__WHAT IS NEEDED__
Find each line containing the string "скорость". Copy it.

__SUPPLIED DATA__
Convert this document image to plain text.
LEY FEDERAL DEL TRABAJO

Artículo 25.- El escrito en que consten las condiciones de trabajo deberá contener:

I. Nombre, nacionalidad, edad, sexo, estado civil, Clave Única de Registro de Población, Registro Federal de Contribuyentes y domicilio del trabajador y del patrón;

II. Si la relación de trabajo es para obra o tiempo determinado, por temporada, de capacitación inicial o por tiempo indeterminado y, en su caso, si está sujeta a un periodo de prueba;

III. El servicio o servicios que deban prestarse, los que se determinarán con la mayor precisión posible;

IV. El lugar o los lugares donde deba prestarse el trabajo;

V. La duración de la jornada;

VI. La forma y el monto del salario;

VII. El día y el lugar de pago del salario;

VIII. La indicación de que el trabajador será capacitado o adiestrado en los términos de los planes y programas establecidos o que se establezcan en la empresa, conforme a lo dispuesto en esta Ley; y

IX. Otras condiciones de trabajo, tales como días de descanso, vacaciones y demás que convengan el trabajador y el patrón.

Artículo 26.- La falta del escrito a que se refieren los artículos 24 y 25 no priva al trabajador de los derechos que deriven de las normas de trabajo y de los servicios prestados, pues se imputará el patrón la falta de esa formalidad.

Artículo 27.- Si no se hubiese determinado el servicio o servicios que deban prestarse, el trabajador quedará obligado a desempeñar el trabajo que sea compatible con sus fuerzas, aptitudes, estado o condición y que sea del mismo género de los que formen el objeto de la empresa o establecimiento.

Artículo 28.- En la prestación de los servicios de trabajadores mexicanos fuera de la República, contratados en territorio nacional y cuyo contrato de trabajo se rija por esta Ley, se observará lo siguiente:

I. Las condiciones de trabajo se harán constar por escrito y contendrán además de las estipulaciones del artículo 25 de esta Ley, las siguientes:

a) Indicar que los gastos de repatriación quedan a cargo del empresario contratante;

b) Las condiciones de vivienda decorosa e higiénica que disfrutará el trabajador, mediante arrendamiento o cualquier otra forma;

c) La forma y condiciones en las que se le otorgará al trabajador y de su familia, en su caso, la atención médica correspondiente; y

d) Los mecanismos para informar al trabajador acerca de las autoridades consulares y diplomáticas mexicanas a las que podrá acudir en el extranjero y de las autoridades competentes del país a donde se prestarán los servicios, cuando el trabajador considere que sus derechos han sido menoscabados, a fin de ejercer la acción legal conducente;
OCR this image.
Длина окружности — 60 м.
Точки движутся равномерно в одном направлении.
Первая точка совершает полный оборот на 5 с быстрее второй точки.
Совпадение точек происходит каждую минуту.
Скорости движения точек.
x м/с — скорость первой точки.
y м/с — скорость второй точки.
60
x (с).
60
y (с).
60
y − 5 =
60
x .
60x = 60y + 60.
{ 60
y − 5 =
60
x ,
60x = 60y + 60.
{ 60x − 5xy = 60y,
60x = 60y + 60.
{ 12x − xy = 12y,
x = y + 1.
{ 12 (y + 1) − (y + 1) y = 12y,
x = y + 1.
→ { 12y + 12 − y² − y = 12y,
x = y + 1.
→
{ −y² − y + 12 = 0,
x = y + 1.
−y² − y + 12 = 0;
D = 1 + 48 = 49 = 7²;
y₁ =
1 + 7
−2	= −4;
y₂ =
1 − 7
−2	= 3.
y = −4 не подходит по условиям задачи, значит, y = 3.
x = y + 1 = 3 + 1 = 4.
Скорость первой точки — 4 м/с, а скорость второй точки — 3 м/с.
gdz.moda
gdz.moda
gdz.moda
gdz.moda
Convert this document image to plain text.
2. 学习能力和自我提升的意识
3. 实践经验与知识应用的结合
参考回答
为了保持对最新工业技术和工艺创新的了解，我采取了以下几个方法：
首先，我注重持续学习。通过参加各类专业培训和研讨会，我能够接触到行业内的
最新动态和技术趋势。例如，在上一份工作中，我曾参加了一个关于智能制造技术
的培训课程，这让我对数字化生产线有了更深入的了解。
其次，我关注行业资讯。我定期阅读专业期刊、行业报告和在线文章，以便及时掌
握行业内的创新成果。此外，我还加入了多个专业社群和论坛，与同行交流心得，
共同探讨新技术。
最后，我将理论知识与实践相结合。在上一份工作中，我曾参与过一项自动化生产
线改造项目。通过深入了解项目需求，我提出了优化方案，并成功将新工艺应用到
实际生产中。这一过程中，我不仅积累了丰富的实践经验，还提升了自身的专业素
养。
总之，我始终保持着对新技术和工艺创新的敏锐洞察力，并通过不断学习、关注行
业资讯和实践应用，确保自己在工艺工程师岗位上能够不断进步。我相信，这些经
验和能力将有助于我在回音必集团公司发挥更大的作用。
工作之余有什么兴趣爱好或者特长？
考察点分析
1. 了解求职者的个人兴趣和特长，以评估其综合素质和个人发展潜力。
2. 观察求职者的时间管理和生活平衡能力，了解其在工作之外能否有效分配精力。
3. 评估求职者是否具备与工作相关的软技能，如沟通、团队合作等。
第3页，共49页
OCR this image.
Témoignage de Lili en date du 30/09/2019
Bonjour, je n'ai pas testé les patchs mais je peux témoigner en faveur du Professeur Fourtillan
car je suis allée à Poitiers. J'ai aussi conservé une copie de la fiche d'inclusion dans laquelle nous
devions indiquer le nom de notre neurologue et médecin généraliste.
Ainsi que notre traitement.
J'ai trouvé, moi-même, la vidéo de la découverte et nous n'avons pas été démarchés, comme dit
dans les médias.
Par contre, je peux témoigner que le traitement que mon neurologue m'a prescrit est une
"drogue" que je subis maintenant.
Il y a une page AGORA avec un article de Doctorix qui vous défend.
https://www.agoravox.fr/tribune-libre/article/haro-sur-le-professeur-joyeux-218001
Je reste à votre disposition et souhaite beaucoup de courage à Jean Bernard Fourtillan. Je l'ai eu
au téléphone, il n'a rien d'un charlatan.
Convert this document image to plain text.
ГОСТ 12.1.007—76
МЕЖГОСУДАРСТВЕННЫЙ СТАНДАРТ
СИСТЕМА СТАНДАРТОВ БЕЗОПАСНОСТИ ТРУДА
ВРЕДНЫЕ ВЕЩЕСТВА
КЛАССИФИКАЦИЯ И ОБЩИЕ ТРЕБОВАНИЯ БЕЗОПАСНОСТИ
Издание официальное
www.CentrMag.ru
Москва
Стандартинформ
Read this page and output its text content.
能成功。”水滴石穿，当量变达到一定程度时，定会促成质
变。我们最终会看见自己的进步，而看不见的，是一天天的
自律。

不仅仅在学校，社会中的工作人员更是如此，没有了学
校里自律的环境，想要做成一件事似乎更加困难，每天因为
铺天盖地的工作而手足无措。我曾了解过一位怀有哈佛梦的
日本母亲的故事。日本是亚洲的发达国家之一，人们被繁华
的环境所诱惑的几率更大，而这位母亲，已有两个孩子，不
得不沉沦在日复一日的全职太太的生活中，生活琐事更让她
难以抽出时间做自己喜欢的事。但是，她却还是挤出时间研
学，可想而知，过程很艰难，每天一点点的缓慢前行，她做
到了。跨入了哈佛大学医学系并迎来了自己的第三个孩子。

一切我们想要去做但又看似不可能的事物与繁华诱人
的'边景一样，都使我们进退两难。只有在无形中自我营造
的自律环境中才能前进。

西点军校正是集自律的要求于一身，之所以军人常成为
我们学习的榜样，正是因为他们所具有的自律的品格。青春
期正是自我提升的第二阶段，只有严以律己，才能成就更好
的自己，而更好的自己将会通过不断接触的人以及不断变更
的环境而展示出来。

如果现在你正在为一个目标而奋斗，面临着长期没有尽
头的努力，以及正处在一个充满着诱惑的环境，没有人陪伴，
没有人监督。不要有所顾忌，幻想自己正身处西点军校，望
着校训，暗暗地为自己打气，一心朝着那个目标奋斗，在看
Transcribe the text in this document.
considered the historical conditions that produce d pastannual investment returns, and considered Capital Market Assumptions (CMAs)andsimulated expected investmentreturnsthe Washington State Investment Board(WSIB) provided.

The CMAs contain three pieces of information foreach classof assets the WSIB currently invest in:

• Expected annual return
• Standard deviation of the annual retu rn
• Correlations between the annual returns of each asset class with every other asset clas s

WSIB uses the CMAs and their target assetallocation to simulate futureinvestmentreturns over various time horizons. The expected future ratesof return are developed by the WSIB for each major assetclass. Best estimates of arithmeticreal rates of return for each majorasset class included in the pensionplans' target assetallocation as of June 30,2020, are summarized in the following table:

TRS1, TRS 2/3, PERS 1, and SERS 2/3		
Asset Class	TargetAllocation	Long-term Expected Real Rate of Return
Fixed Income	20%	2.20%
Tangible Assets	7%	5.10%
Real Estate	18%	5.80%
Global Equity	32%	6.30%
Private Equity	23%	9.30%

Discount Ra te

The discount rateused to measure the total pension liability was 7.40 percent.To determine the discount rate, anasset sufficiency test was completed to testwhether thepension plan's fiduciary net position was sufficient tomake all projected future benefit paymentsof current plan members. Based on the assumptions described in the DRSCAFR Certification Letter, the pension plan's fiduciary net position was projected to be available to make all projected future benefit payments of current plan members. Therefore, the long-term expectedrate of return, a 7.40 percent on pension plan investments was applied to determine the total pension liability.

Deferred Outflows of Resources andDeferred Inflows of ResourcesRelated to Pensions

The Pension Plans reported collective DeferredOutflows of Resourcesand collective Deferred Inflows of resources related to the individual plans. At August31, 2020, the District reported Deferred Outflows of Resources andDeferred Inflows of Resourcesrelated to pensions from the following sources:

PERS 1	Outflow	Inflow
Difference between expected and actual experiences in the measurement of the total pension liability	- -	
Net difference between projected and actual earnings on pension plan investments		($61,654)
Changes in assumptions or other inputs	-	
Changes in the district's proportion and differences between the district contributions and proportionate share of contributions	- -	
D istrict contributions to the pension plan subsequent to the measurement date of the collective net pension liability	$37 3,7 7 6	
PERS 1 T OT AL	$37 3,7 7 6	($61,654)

__TASK SOLUTION__
x м/с — скорость первой точки.
y м/с — скорость второй точки.
Скорость первой точки — 4 м/с, а скорость второй точки — 3 м/с.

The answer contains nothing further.